TASK DETAILS - Each line that holds the word "water" is to be identified and copied.

>> Start

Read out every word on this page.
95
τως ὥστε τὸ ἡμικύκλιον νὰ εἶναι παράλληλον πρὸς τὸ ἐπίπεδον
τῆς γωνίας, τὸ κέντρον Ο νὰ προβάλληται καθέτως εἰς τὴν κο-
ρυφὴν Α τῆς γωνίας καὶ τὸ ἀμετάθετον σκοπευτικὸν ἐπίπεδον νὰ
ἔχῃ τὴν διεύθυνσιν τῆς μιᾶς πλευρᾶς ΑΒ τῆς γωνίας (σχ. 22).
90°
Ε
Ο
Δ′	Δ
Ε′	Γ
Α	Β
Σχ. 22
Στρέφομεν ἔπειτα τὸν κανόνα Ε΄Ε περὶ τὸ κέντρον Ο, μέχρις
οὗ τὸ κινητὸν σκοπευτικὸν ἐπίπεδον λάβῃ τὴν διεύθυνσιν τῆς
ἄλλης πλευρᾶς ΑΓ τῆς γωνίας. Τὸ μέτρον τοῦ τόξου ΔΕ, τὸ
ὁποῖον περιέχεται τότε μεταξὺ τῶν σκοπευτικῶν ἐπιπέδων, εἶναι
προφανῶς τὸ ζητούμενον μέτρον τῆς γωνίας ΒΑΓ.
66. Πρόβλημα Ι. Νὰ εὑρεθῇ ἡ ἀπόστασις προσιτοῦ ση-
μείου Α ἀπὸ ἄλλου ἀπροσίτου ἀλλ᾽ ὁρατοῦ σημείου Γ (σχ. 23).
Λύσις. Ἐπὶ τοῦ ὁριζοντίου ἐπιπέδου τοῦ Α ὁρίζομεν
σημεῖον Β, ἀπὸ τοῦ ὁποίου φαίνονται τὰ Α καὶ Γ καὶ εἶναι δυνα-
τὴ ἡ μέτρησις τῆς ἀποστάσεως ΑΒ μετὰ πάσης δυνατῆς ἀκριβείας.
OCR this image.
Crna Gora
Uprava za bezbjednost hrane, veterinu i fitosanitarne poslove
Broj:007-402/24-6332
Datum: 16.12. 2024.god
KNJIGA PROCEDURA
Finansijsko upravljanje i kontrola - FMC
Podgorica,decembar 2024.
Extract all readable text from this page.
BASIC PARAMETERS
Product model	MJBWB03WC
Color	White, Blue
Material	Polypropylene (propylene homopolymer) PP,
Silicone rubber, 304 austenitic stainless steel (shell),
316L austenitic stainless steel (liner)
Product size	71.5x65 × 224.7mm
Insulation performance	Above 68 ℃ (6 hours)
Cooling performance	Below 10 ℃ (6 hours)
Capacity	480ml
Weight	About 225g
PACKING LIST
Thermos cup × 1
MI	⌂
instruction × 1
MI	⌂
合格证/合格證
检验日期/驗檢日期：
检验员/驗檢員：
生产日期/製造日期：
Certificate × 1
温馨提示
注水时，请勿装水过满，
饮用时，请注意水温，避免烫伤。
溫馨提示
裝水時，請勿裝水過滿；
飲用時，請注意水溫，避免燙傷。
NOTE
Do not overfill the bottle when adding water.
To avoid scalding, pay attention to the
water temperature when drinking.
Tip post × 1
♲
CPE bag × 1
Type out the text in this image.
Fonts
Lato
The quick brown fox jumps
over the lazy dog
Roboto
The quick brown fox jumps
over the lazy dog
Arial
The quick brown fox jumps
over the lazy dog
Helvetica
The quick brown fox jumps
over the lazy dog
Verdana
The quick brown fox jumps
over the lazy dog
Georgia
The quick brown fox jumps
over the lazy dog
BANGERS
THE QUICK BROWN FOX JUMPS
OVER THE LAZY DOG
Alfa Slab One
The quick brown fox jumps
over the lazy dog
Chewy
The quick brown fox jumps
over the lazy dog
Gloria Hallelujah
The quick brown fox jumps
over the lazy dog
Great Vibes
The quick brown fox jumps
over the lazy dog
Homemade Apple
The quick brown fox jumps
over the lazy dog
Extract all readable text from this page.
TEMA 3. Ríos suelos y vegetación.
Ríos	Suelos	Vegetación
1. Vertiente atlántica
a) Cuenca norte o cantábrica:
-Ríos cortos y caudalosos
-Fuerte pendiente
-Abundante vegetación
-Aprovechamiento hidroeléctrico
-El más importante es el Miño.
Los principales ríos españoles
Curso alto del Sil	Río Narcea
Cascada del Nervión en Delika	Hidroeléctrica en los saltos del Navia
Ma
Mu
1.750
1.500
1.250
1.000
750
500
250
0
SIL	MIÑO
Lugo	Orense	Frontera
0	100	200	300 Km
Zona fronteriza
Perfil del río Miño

>> End

THE RESULT -
Do not overfill the bottle when adding water.
water temperature when drinking.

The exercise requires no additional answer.